▶ **Excerpted passage**:

Figures (5)

• Figure 1: Schematic representation of our protein volume calculation method. Red and blue circles represent the van der Waals radius of protein and water atoms, respectively. The space surrounding the protein is divided in a fine grid, coloured according to which atom is the closest. (top) the red region represents protein occupied volume. (bottom) the red region represents the volume occupied by protein and solvation shell. This is calculated by considering as part of the protein any water atom within a given cutoff distance from the centres of any protein atoms (transparent circles surrounding red circles). This region may be incrementally expanded to allow for the characterisation of changes in water density at different distances from the protein.

▶ **Information given**:

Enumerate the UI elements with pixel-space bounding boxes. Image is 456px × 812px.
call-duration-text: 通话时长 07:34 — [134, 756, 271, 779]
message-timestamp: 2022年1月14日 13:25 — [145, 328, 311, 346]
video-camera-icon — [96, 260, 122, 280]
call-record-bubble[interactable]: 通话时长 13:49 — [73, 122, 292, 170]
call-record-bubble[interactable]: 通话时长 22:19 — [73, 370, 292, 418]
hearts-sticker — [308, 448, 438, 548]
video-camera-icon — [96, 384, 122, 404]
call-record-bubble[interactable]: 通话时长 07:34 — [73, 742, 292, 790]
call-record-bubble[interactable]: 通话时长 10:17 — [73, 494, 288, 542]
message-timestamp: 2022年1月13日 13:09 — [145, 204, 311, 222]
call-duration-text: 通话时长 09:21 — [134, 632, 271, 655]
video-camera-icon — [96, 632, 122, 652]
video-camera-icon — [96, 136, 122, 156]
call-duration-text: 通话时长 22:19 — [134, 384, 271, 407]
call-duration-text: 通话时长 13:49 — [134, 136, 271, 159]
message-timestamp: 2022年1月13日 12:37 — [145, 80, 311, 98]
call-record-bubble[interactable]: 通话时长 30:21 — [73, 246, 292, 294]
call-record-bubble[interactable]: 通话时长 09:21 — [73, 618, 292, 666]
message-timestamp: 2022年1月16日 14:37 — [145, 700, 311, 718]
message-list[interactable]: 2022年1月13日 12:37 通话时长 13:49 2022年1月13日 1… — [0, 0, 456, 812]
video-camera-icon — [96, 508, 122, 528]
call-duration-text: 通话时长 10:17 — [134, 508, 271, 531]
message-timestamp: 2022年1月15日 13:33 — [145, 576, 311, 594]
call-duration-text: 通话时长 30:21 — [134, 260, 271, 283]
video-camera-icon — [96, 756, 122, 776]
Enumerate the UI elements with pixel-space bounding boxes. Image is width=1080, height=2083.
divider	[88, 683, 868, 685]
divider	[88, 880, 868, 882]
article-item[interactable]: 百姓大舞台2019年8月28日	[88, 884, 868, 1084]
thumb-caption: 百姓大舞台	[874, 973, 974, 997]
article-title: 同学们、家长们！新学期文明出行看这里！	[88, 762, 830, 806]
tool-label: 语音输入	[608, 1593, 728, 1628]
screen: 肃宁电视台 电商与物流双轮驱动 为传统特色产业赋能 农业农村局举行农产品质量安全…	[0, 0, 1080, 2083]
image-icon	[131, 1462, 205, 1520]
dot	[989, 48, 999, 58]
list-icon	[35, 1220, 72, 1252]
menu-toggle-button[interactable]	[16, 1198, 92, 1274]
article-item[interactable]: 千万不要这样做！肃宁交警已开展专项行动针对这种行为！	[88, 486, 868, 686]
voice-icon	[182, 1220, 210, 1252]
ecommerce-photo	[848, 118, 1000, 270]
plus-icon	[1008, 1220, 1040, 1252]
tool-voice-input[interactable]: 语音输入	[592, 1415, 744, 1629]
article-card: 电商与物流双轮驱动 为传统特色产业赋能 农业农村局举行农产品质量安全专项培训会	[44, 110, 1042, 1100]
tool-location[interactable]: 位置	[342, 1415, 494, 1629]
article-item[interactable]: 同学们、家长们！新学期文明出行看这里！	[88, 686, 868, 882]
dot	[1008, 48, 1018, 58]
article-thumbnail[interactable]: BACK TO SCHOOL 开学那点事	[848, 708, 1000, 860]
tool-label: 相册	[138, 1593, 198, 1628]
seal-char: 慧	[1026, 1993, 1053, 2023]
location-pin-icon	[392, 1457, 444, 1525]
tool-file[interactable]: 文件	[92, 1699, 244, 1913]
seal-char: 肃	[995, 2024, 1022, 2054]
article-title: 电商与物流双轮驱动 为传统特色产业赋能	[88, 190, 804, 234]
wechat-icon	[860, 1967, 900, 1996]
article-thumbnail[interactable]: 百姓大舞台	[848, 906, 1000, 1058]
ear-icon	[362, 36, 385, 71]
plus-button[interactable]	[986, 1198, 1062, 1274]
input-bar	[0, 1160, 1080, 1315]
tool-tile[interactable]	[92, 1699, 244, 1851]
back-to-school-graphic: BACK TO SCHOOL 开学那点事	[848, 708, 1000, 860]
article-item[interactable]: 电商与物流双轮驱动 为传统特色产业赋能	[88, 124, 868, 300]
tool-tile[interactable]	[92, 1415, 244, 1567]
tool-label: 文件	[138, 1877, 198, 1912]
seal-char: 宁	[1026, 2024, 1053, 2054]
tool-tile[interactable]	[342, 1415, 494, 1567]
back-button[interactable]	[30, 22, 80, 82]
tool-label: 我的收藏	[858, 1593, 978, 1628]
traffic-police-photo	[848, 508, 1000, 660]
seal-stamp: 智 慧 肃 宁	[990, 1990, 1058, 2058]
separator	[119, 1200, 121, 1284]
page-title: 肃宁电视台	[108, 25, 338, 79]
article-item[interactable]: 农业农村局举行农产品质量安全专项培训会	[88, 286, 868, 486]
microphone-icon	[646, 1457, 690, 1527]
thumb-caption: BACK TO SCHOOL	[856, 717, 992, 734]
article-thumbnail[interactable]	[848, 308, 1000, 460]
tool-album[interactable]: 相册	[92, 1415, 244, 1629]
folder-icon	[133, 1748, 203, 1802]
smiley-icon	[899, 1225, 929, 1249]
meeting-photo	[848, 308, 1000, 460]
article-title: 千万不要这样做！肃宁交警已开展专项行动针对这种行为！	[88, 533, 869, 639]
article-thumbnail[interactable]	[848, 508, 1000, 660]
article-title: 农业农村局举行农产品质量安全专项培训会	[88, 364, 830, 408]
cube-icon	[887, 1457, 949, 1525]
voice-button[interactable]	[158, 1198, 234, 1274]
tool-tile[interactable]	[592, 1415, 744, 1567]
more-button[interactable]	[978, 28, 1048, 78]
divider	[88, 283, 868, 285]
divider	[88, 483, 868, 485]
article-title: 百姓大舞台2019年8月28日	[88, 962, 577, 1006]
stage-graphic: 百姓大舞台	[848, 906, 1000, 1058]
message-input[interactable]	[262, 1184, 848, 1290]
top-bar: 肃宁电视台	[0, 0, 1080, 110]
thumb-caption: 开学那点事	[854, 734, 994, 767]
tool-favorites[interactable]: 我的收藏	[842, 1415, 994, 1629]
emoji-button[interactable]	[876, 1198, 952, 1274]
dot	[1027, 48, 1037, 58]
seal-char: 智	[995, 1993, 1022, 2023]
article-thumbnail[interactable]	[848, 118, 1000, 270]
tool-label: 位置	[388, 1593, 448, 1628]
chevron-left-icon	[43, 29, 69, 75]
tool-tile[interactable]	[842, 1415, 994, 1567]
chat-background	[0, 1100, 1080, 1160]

▶ **Problems to solve**:
1/ In the figure caption on protein volume calculation, list every part of the drawing that the caption says "represent(s)" something, and give what each represents.
2/ Answer these questions from the figure caption on protein volume calculation:
(a) Into what is the space surrounding the protein divided?
(b) What determines how that space is coloured?
(c) Which water atoms are considered part of the protein in the bottom panel?
3/ Write what follows the last sentence of the figure caption on protein volume calculation.

▶ **Responses**:
1/
- Red circles: the van der Waals radius of protein atoms
- Blue circles: the van der Waals radius of water atoms
- The red region (top): protein occupied volume
- The red region (bottom): the volume occupied by protein and solvation shell

2/
(a) A fine grid.
(b) Which atom is the closest.
(c) Any water atom within a given cutoff distance from the centres of any protein atoms.

3/
• Figure 2: Comparison between calculated densities, and densities predicted by a Random Forest Regressor (struct-RFR). The RFR was trained on a set of 20 sequence- and structure-based features gathered from our 260-protein dataset, and the equilibrated crystal structure of BPTI (PDB: 5PTI) and titin (PDB: 1TIT) in its folded and extended state. The identity line is shown in black for comparison. We find a PCC of 0.976 for the 260-protein dataset. The RFR accurately predicts the densities of conformations of BPTI (of which one structure is present in the training set) and folded titin (not part of the training set). The density of mechanically unfolded titin conformations are poorly predicted. Above, a Kernel Density Estimation plot of the distribution of mean calculated densities in the 260-protein dataset, with the overall mean density of 1.296 $\pm$ 0.001 g cm-3 annotated with a dashed vertical line.
• Figure 3: BPTI features states with distinct densities. A 1 ms molecular dynamics simulation of BPTI can be subdivided in five metastable states via Markov State Modelling (each represented by 50 overlaid conformers at the top). The secondary structure is coloured as: $\alpha$-helix in red, $3_{10}$-helix in blue, $\beta$-sheet in turquoise, turns in light blue and coil in grey. These conformers differ in their degree of compaction, as captured by the prevalence of aliphatic hydrophobic residues in their interior and their density. The structures of states 4 and 5 most closely resemble the crystal structure of BPTI (PDB: 5PTI), with a difference of only a more significant turn in the coil region of residues 12 and 13 in state 5. States 1 and 2 are differentiated from the others by the loss of structure of the small N-terminal ${3_{10}}$-helix, though for some conformers this feature is intact.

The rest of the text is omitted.